### [EXERCISE TASK]
Find every line in the records below that contains the word "already", and copy each such line.

(A run of records)
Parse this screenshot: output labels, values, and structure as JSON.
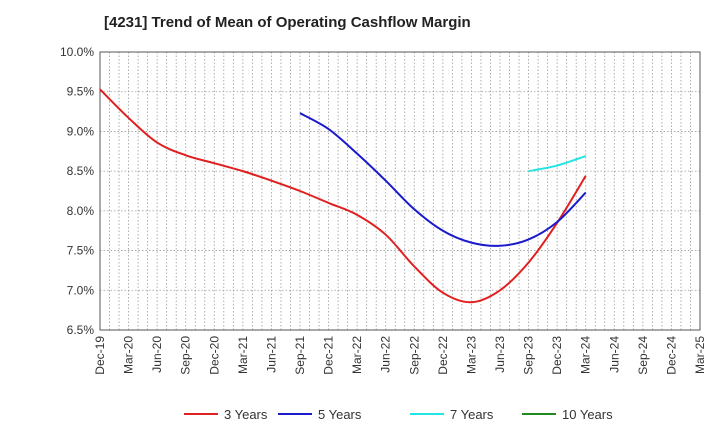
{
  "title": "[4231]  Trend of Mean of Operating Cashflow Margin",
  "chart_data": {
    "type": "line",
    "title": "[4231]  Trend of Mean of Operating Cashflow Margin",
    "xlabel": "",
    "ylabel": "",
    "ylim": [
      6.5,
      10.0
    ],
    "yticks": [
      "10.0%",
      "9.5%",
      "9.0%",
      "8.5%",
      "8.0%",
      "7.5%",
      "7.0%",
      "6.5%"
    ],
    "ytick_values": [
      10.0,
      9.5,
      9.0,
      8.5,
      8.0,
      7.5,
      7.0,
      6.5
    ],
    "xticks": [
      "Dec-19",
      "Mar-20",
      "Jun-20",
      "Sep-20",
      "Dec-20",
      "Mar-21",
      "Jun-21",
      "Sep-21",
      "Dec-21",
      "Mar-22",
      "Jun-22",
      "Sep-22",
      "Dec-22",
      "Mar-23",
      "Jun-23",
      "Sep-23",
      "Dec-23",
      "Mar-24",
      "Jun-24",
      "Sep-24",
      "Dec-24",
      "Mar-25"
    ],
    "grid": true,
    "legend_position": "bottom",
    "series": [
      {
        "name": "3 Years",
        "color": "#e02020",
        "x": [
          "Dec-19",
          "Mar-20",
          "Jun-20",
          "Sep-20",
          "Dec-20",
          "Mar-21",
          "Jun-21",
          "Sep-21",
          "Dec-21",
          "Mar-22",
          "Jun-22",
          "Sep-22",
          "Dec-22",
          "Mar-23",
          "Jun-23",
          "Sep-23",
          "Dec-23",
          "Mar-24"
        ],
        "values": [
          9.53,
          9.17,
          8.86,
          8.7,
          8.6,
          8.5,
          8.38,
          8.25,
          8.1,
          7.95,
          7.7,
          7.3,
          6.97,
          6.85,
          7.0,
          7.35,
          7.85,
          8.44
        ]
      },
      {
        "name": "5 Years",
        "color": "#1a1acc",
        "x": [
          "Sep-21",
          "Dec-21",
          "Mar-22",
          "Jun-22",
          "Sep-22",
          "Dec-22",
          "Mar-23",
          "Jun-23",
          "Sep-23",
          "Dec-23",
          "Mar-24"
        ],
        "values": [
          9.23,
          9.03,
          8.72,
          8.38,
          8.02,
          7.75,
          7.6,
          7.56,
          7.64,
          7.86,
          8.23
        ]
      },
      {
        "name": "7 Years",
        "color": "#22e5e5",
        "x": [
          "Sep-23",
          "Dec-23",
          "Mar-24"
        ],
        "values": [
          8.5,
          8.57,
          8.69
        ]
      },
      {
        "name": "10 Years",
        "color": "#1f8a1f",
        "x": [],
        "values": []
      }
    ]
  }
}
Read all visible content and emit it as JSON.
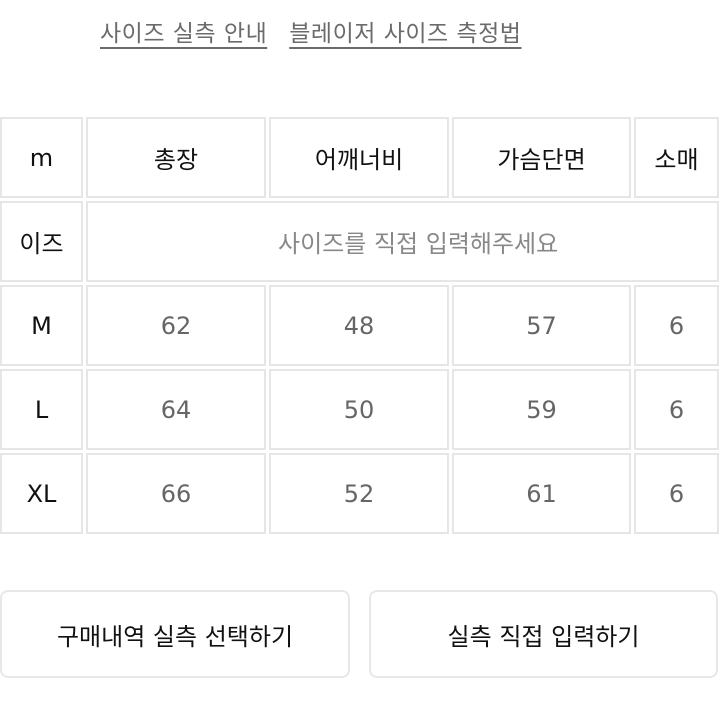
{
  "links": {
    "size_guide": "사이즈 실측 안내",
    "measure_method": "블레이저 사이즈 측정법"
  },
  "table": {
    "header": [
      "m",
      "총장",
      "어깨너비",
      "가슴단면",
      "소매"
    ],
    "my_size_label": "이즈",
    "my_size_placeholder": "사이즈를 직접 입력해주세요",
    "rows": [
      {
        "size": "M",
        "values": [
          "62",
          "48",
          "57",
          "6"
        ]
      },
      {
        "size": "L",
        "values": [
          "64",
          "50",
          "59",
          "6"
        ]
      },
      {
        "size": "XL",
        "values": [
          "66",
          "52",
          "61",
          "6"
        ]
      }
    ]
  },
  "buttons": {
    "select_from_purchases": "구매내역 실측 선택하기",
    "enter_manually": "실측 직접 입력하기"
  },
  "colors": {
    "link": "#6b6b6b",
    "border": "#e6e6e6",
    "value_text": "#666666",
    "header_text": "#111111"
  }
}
==
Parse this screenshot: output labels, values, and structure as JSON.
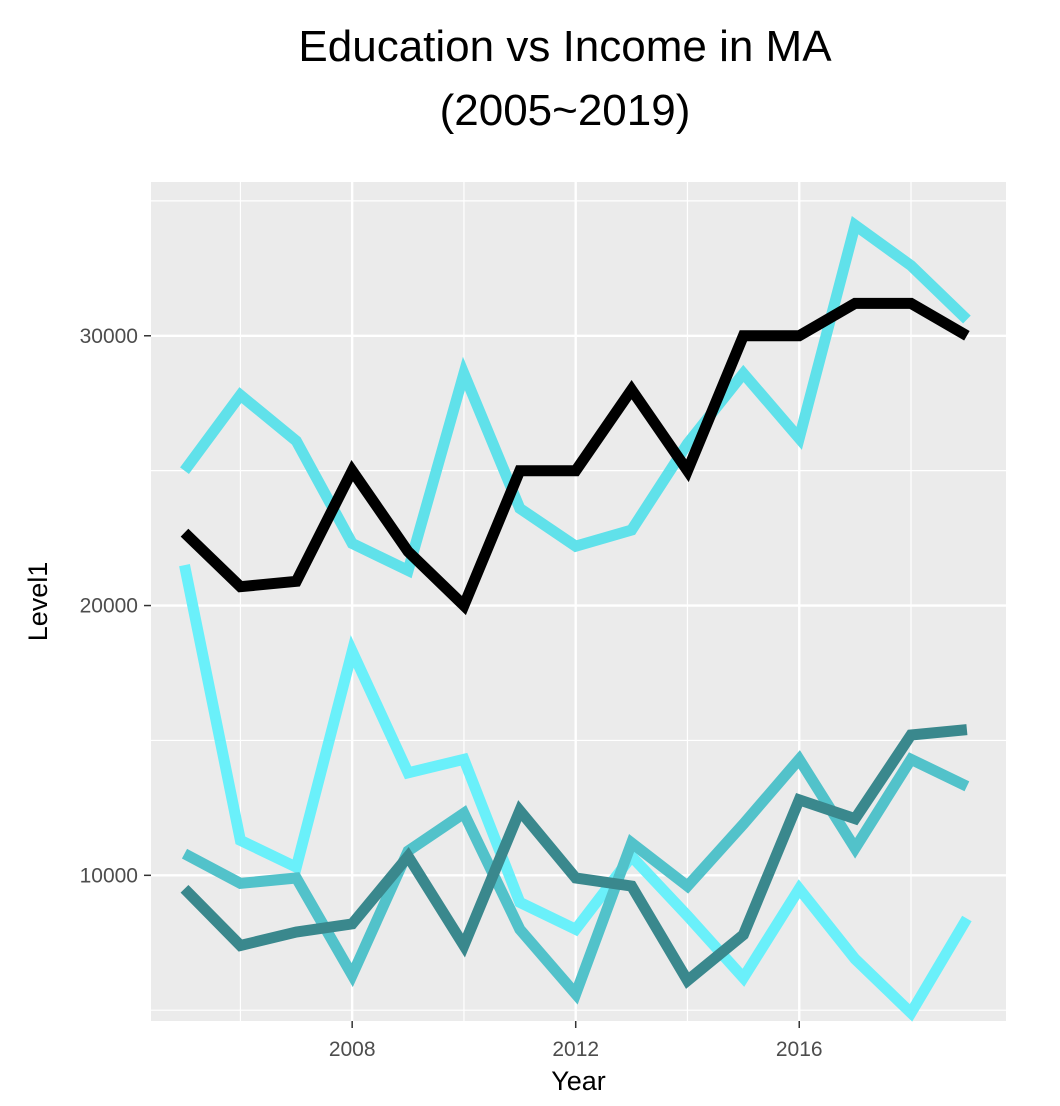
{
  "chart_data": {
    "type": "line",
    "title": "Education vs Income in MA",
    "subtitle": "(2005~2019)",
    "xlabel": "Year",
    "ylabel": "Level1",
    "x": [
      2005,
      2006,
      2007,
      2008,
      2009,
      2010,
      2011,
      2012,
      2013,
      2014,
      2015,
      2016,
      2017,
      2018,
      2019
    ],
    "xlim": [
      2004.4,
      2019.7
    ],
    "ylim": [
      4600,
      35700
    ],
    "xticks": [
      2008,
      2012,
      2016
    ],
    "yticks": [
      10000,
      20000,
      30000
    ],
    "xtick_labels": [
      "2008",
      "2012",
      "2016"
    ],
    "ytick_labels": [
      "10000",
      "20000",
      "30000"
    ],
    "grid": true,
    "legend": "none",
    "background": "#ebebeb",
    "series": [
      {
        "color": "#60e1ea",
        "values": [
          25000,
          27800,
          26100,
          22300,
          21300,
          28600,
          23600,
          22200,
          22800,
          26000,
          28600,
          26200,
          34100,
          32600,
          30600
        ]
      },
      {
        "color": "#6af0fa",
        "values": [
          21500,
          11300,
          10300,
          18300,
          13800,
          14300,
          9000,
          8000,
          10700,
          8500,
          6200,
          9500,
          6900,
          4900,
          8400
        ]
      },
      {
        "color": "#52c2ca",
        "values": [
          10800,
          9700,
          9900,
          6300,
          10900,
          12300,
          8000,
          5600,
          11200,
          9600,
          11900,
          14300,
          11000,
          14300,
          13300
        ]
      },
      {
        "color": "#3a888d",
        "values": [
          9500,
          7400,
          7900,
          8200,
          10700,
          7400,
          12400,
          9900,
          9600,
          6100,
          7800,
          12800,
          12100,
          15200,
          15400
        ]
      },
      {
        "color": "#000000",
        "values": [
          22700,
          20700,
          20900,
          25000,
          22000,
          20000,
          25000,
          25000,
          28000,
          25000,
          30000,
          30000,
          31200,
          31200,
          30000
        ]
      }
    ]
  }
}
...
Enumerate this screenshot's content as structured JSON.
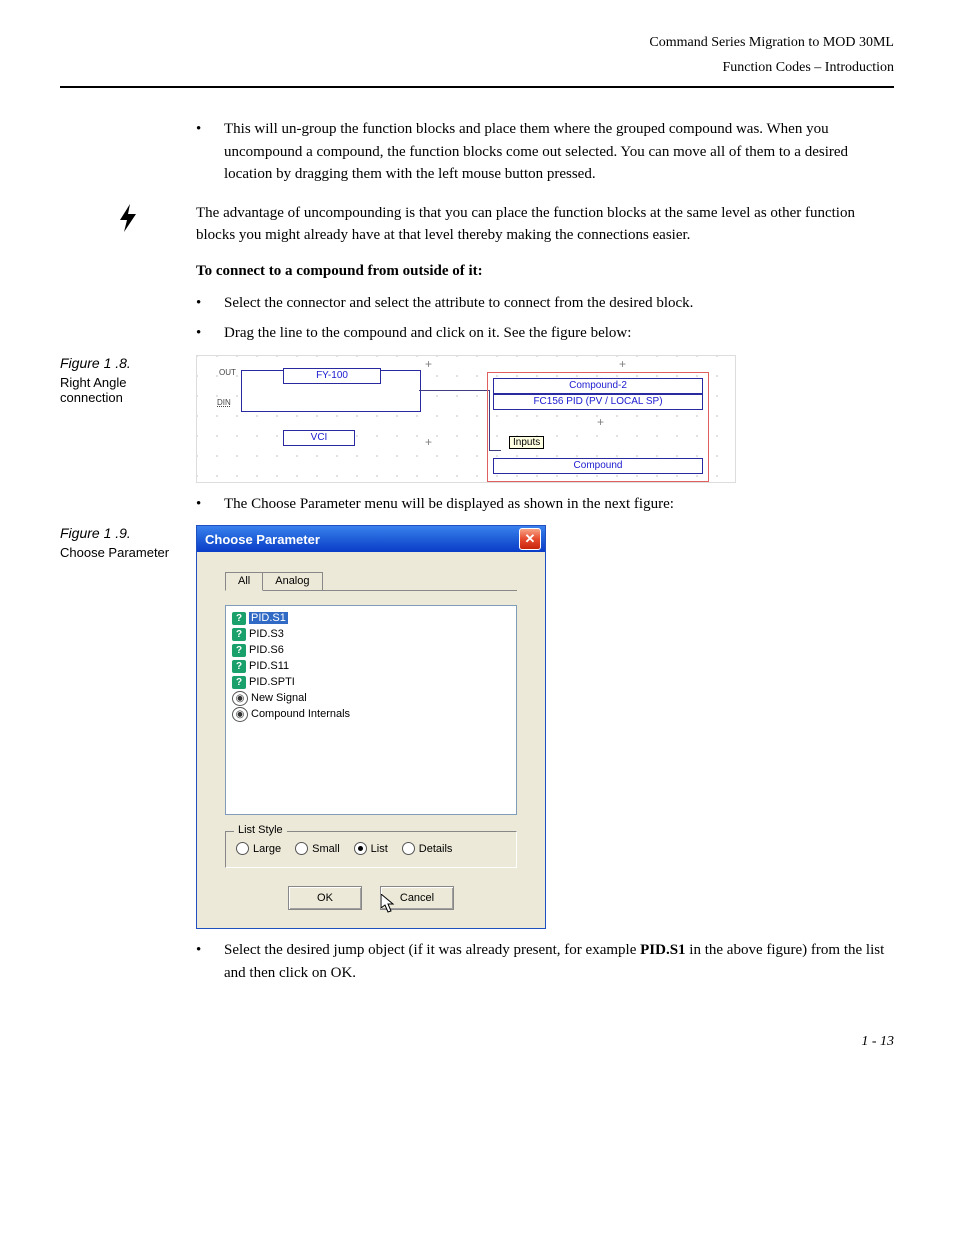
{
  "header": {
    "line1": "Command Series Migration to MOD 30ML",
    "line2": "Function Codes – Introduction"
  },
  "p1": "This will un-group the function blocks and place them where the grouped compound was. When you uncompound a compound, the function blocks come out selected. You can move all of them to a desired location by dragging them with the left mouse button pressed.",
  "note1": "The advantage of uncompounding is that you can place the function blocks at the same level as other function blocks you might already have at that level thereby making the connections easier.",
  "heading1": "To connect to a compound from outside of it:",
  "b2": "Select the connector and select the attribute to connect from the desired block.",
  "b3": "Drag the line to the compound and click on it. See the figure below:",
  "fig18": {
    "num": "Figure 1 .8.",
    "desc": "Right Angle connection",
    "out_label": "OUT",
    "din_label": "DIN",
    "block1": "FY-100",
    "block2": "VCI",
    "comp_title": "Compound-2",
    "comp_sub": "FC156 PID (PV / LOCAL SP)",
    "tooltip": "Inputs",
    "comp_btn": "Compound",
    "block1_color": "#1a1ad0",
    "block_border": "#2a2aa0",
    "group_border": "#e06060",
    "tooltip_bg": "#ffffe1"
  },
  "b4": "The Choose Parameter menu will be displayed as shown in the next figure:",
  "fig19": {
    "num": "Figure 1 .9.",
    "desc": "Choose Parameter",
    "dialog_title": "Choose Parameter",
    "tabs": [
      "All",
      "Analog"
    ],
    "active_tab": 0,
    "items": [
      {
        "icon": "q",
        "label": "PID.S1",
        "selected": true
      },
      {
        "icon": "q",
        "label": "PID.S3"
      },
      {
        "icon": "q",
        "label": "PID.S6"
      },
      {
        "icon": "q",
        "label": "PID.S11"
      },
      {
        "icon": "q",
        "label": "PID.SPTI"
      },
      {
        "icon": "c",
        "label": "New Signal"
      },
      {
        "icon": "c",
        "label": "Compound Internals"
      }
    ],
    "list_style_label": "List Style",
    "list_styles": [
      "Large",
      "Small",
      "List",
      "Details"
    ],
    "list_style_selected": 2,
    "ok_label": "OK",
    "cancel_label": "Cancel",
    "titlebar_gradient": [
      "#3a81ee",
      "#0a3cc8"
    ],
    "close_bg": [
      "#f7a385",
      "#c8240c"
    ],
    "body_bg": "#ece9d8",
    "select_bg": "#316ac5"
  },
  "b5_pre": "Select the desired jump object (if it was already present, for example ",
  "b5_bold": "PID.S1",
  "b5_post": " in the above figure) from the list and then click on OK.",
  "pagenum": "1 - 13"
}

### [COMPLETED EXERCISE]
  "note1": "The advantage of uncompounding is that you can place the function blocks at the same level as other function blocks you might already have at that level thereby making the connections easier.",
  "b5_pre": "Select the desired jump object (if it was already present, for example ",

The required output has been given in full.